> [Goal]
In the data below, find every line that has the string "this", and copy it.

>> start Entries supplied

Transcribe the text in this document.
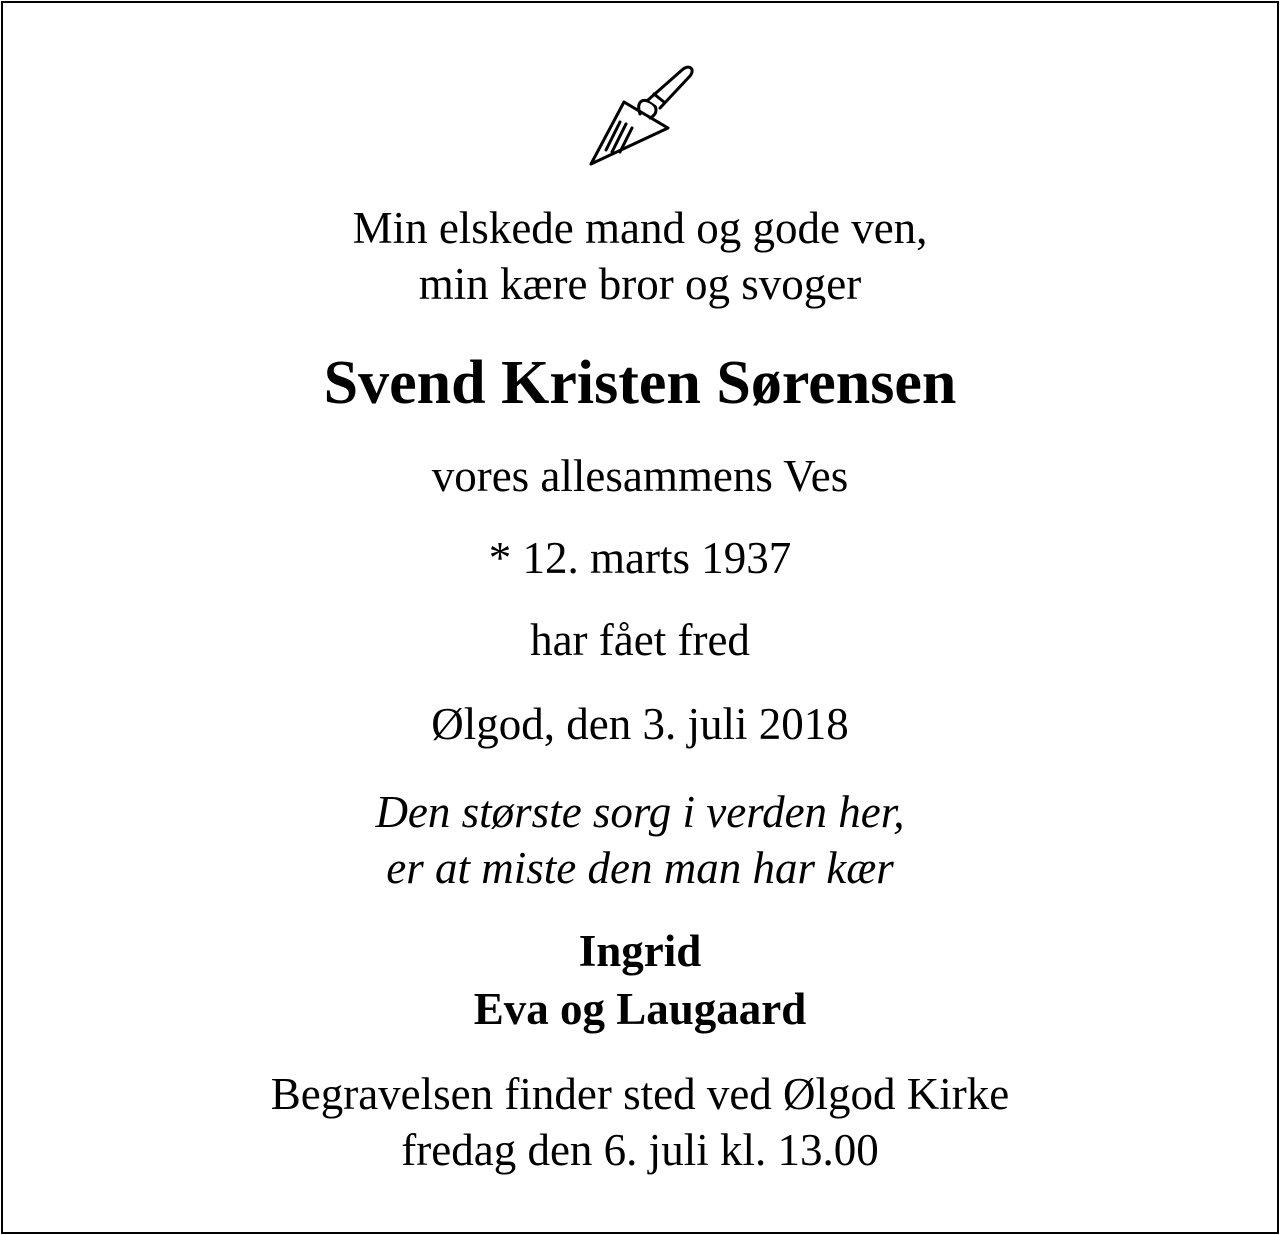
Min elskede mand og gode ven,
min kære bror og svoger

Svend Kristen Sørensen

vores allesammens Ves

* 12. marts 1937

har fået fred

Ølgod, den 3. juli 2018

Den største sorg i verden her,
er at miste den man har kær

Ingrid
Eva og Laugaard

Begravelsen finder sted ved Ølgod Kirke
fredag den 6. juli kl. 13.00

>> end Entries supplied
>> start Entries supplied

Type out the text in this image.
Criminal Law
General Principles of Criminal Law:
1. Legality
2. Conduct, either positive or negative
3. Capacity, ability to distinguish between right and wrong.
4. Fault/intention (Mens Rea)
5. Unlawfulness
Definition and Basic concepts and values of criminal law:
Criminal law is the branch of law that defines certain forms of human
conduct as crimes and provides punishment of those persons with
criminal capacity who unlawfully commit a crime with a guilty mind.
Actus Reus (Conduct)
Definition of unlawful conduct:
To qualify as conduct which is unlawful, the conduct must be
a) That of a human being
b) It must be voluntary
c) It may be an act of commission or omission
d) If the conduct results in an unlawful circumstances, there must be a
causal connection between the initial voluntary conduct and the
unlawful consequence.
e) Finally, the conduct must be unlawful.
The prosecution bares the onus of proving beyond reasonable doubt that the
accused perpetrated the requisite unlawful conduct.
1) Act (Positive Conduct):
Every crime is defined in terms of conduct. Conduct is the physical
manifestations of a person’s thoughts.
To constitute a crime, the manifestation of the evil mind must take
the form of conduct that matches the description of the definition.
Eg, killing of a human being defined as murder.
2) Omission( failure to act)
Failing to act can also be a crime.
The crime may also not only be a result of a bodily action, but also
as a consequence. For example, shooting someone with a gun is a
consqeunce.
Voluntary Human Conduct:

>> end Entries supplied

> [Task answer]
Transcribe the text in this document.
Type out the text in this image.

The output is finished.